- **Written instruction**
Your task is to repeat all of the data exactly while excluding the pictures.

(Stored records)

━━━

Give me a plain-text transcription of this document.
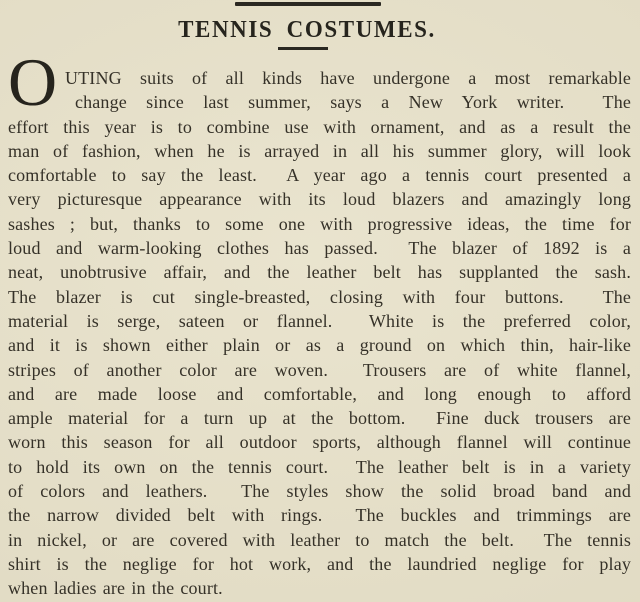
TENNIS COSTUMES.
O UTING suits of all kinds have undergone a most remarkable
change since last summer, says a New York writer.  The
effort this year is to combine use with ornament, and as a result the
man of fashion, when he is arrayed in all his summer glory, will look
comfortable to say the least.  A year ago a tennis court presented a
very picturesque appearance with its loud blazers and amazingly long
sashes ; but, thanks to some one with progressive ideas, the time for
loud and warm-looking clothes has passed.  The blazer of 1892 is a
neat, unobtrusive affair, and the leather belt has supplanted the sash.
The blazer is cut single-breasted, closing with four buttons.  The
material is serge, sateen or flannel.  White is the preferred color,
and it is shown either plain or as a ground on which thin, hair-like
stripes of another color are woven.  Trousers are of white flannel,
and are made loose and comfortable, and long enough to afford
ample material for a turn up at the bottom.  Fine duck trousers are
worn this season for all outdoor sports, although flannel will continue
to hold its own on the tennis court.  The leather belt is in a variety
of colors and leathers.  The styles show the solid broad band and
the narrow divided belt with rings.  The buckles and trimmings are
in nickel, or are covered with leather to match the belt.  The tennis
shirt is the neglige for hot work, and the laundried neglige for play
when ladies are in the court.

━━━

- **Output for this task**
Give me a plain-text transcription of this document.
TENNIS COSTUMES.
O UTING suits of all kinds have undergone a most remarkable
change since last summer, says a New York writer.  The
effort this year is to combine use with ornament, and as a result the
man of fashion, when he is arrayed in all his summer glory, will look
comfortable to say the least.  A year ago a tennis court presented a
very picturesque appearance with its loud blazers and amazingly long
sashes ; but, thanks to some one with progressive ideas, the time for
loud and warm-looking clothes has passed.  The blazer of 1892 is a
neat, unobtrusive affair, and the leather belt has supplanted the sash.
The blazer is cut single-breasted, closing with four buttons.  The
material is serge, sateen or flannel.  White is the preferred color,
and it is shown either plain or as a ground on which thin, hair-like
stripes of another color are woven.  Trousers are of white flannel,
and are made loose and comfortable, and long enough to afford
ample material for a turn up at the bottom.  Fine duck trousers are
worn this season for all outdoor sports, although flannel will continue
to hold its own on the tennis court.  The leather belt is in a variety
of colors and leathers.  The styles show the solid broad band and
the narrow divided belt with rings.  The buckles and trimmings are
in nickel, or are covered with leather to match the belt.  The tennis
shirt is the neglige for hot work, and the laundried neglige for play
when ladies are in the court.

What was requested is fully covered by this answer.